Information shown:
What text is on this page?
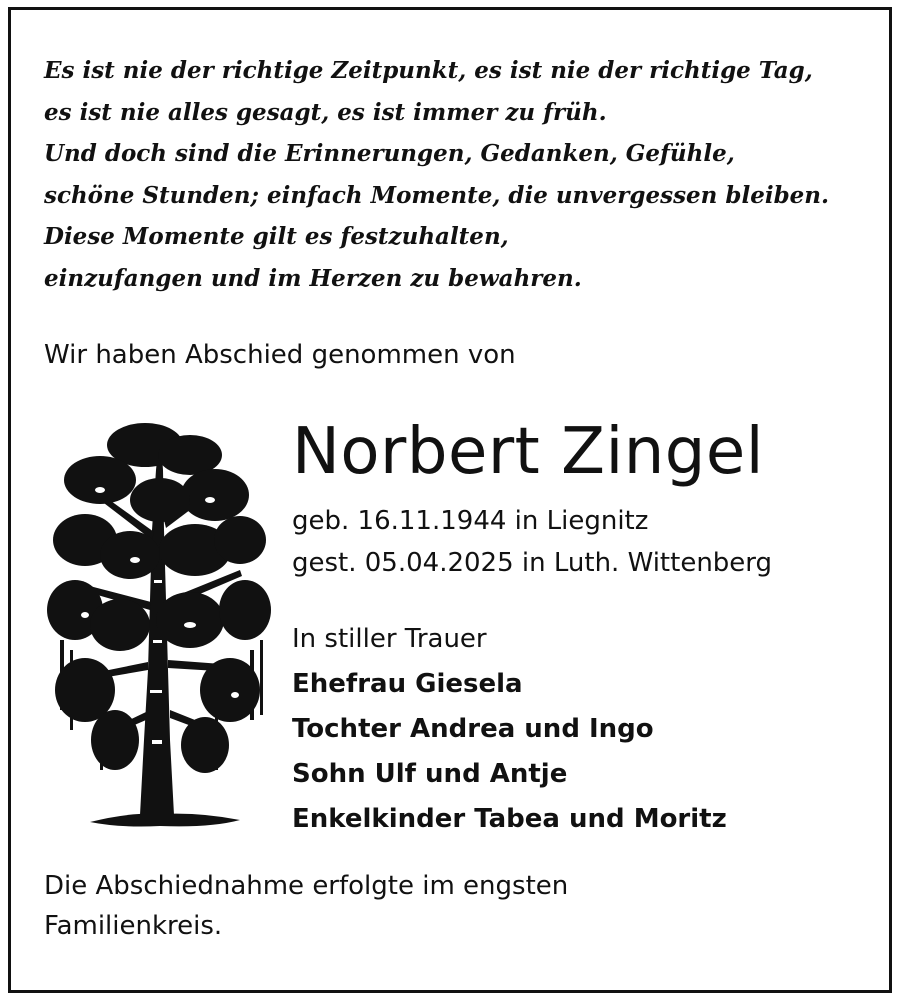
Es ist nie der richtige Zeitpunkt, es ist nie der richtige Tag,
es ist nie alles gesagt, es ist immer zu früh.
Und doch sind die Erinnerungen, Gedanken, Gefühle,
schöne Stunden; einfach Momente, die unvergessen bleiben.
Diese Momente gilt es festzuhalten,
einzufangen und im Herzen zu bewahren.
Wir haben Abschied genommen von
Norbert Zingel
geb. 16.11.1944 in Liegnitz
gest. 05.04.2025 in Luth. Wittenberg
In stiller Trauer
Ehefrau Giesela
Tochter Andrea und Ingo
Sohn Ulf und Antje
Enkelkinder Tabea und Moritz
Die Abschiednahme erfolgte im engsten
Familienkreis.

The task: Pull out all lines containing the word "Momente" from the entries above.

Reply:
schöne Stunden; einfach Momente, die unvergessen bleiben.
Diese Momente gilt es festzuhalten,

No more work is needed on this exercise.